DOCUMENT TEXT:
User space (namespace) isolation

To avoid conflicts on topic names created by different users, you can enforce namespaces by convention. The easiest way to achieve this is to set prefix ACLs (see KIP-290) to enforce a common prefix for all topic names created by a user. For example, an application identified by user principal A may only be permitted to create topics whose name starts with “pageviews”. For more complex patterns and rules, you can define a custom CreateTopicPolicy (KIP-108).

Performance isolation

To avoid one rogue user or client negatively impacting performance for other users or clients, multi-tenant clusters must be configured with client quotas. Quotas can be set on <user-principal, client-id>, user-principal, or client-id. This architecture is flexible, as performance isolation is not tied to namespace or data isolation. For example, all clients from the same application can have permission to access all of the data created by the application, but subsets of clients within the application can set their own quotas.

It is important to configure each type of client quota in Apache Kafka, because the different quotas protect different types of resources:

Producer and consumer bandwidth quotas set the limit on the permitted amount of traffic from a user or client to an individual broker, in bytes per second. When the broker detects that a user or client has exceeded its producer bandwidth quota, it starts to throttle producer requests. Similarly, brokers throttle fetch requests from clients when the user/client exceeds its consumer bandwidth quota.
Request quotas limit a user’s impact on broker CPU usage by limiting the clock time that the broker spends on request handler (I/O) threads and network threads, processing requests and authenticating connections from the user or client (KIP-124). Setting request quotas protects not only request processing, but also the bandwidth of other tenants, because excessive CPU usage on a broker degrades the effective broker bandwidth.
Quotas on topic operations—such as create, delete, and alter—prevent the Kafka cluster from being overwhelmed by highly concurrent topic operations by one user or client (KIP-599).

TO-DO LIST:
(a) Decide whether each statement agrees with the Kafka isolation text. Answer yes or no and quote the words that decide it.
(i) A quota can be set on client-id alone.
(ii) Producer and consumer bandwidth quotas are measured in requests per second.
(iii) Performance isolation is tied to namespace isolation.
(b) Answer these questions from the Kafka isolation text, one line for each:
(i) Which KIP is cited for prefix ACLs?
(ii) What does a broker start to throttle when a user or client exceeds its producer bandwidth quota?
(iii) Which KIP is cited for quotas on topic operations?
(c) Reproduce word for word the stretch of the Kafka isolation text from "Producer and consumer" through "consumer bandwidth quota.".

RECORDED INFORMATION:
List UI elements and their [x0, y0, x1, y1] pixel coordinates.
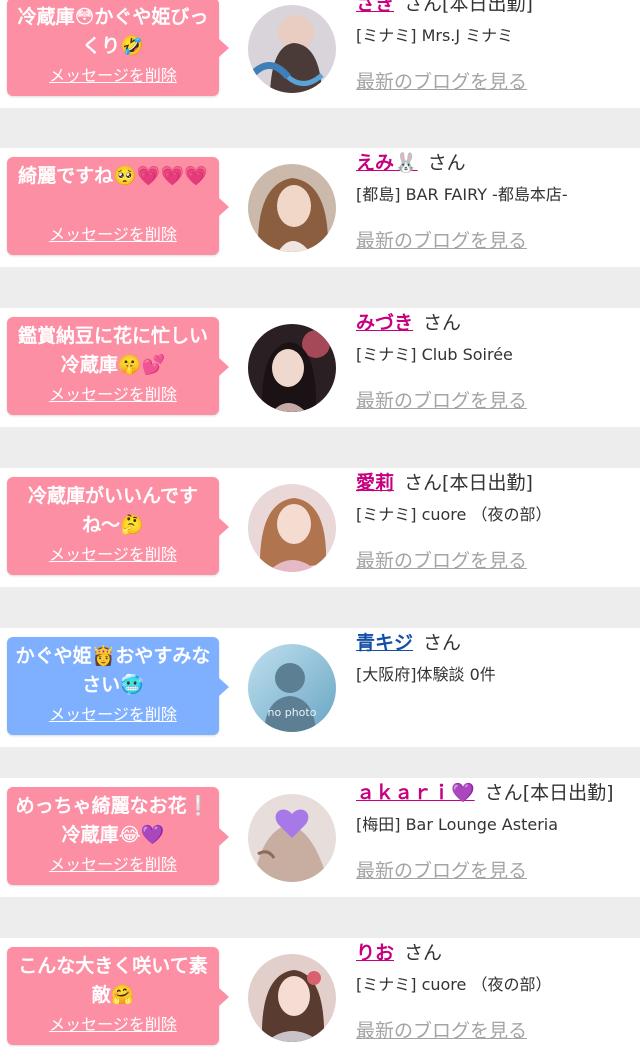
cast-name-link[interactable]: みづき	[356, 312, 413, 334]
message-row: かぐや姫👸おやすみなさい🥶 メッセージを削除 no photo 青キジ さん [大…	[0, 628, 640, 747]
delete-message-link[interactable]: メッセージを削除	[7, 221, 219, 245]
message-bubble: 綺麗ですね🥺💗💗💗 メッセージを削除	[7, 157, 229, 255]
honorific: さん	[484, 782, 523, 804]
message-row: めっちゃ綺麗なお花❕冷蔵庫😂💜 メッセージを削除 ａｋａｒｉ💜 さん[本日出勤] …	[0, 778, 640, 897]
honorific: さん	[423, 312, 462, 334]
message-bubble: 冷蔵庫がいいんですね〜🤔 メッセージを削除	[7, 477, 229, 575]
message-text: かぐや姫👸おやすみなさい🥶	[15, 645, 211, 696]
no-photo-text: no photo	[268, 706, 317, 719]
shop-info: [大阪府]体験談 0件	[356, 665, 496, 684]
message-text: めっちゃ綺麗なお花❕冷蔵庫😂💜	[15, 795, 211, 846]
customer-name-link[interactable]: 青キジ	[356, 632, 413, 654]
message-text: こんな大きく咲いて素敵🤗	[18, 955, 208, 1006]
message-row: こんな大きく咲いて素敵🤗 メッセージを削除 りお さん [ミナミ] cuore （…	[0, 938, 640, 1057]
name-line: りお さん	[356, 940, 442, 966]
message-bubble: 鑑賞納豆に花に忙しい冷蔵庫🤫💕 メッセージを削除	[7, 317, 229, 415]
message-bubble: めっちゃ綺麗なお花❕冷蔵庫😂💜 メッセージを削除	[7, 787, 229, 885]
message-text: 鑑賞納豆に花に忙しい冷蔵庫🤫💕	[17, 325, 208, 376]
delete-message-link[interactable]: メッセージを削除	[7, 541, 219, 565]
shop-info: [ミナミ] cuore （夜の部）	[356, 975, 552, 994]
latest-blog-link[interactable]: 最新のブログを見る	[356, 228, 527, 254]
message-row: 鑑賞納豆に花に忙しい冷蔵庫🤫💕 メッセージを削除 みづき さん [ミナミ] Clu…	[0, 308, 640, 427]
message-bubble: こんな大きく咲いて素敵🤗 メッセージを削除	[7, 947, 229, 1045]
shop-info: [ミナミ] cuore （夜の部）	[356, 505, 552, 524]
message-row: 綺麗ですね🥺💗💗💗 メッセージを削除 えみ🐰 さん [都島] BAR FAIRY …	[0, 148, 640, 267]
shop-info: [ミナミ] Mrs.J ミナミ	[356, 26, 514, 45]
avatar[interactable]	[248, 794, 336, 882]
avatar[interactable]: no photo	[248, 644, 336, 732]
avatar[interactable]	[248, 324, 336, 412]
message-bubble: 冷蔵庫😳かぐや姫びっくり🤣 メッセージを削除	[7, 0, 229, 96]
delete-message-link[interactable]: メッセージを削除	[7, 62, 219, 86]
avatar[interactable]	[248, 5, 336, 93]
avatar[interactable]	[248, 164, 336, 252]
message-text: 綺麗ですね🥺💗💗💗	[18, 165, 208, 187]
honorific: さん	[427, 152, 466, 174]
cast-name-link[interactable]: さき	[356, 0, 394, 15]
shop-info: [都島] BAR FAIRY -都島本店-	[356, 185, 568, 204]
message-row: 冷蔵庫😳かぐや姫びっくり🤣 メッセージを削除 さき さん[本日出勤] [ミナミ] …	[0, 0, 640, 108]
delete-message-link[interactable]: メッセージを削除	[7, 701, 219, 725]
message-feed: 冷蔵庫😳かぐや姫びっくり🤣 メッセージを削除 さき さん[本日出勤] [ミナミ] …	[0, 0, 640, 1057]
delete-message-link[interactable]: メッセージを削除	[7, 851, 219, 875]
name-line: 青キジ さん	[356, 630, 461, 656]
name-line: 愛莉 さん[本日出勤]	[356, 470, 533, 496]
honorific: さん	[404, 942, 443, 964]
message-bubble: かぐや姫👸おやすみなさい🥶 メッセージを削除	[7, 637, 229, 735]
delete-message-link[interactable]: メッセージを削除	[7, 1011, 219, 1035]
cast-name-link[interactable]: 愛莉	[356, 472, 394, 494]
latest-blog-link[interactable]: 最新のブログを見る	[356, 69, 527, 95]
cast-name-link[interactable]: えみ🐰	[356, 152, 418, 174]
shop-info: [ミナミ] Club Soirée	[356, 345, 513, 364]
name-line: さき さん[本日出勤]	[356, 0, 533, 17]
status-label: [本日出勤]	[522, 782, 614, 804]
latest-blog-link[interactable]: 最新のブログを見る	[356, 388, 527, 414]
honorific: さん	[423, 632, 462, 654]
message-text: 冷蔵庫😳かぐや姫びっくり🤣	[17, 6, 209, 57]
name-line: えみ🐰 さん	[356, 150, 466, 176]
latest-blog-link[interactable]: 最新のブログを見る	[356, 548, 527, 574]
shop-info: [梅田] Bar Lounge Asteria	[356, 815, 559, 834]
latest-blog-link[interactable]: 最新のブログを見る	[356, 1018, 527, 1044]
status-label: [本日出勤]	[442, 472, 533, 494]
avatar[interactable]	[248, 484, 336, 572]
latest-blog-link[interactable]: 最新のブログを見る	[356, 858, 527, 884]
message-text: 冷蔵庫がいいんですね〜🤔	[27, 485, 199, 536]
honorific: さん	[404, 472, 443, 494]
name-line: ａｋａｒｉ💜 さん[本日出勤]	[356, 780, 614, 806]
avatar[interactable]	[248, 954, 336, 1042]
name-line: みづき さん	[356, 310, 461, 336]
cast-name-link[interactable]: ａｋａｒｉ💜	[356, 782, 475, 804]
status-label: [本日出勤]	[442, 0, 533, 15]
message-row: 冷蔵庫がいいんですね〜🤔 メッセージを削除 愛莉 さん[本日出勤] [ミナミ] c…	[0, 468, 640, 587]
honorific: さん	[404, 0, 443, 15]
cast-name-link[interactable]: りお	[356, 942, 394, 964]
delete-message-link[interactable]: メッセージを削除	[7, 381, 219, 405]
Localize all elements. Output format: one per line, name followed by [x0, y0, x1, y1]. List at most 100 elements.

ANSWER SET:
(a)
(i) Yes: "Quotas can be set on <user-principal, client-id>, user-principal, or client-id."
(ii) No: "in bytes per second"
(iii) No: "performance isolation is not tied to namespace or data isolation"

(b)
(i) KIP-290
(ii) Producer requests
(iii) KIP-599

(c)
Producer and consumer bandwidth quotas set the limit on the permitted amount of traffic from a user or client to an individual broker, in bytes per second. When the broker detects that a user or client has exceeded its producer bandwidth quota, it starts to throttle producer requests. Similarly, brokers throttle fetch requests from clients when the user/client exceeds its consumer bandwidth quota.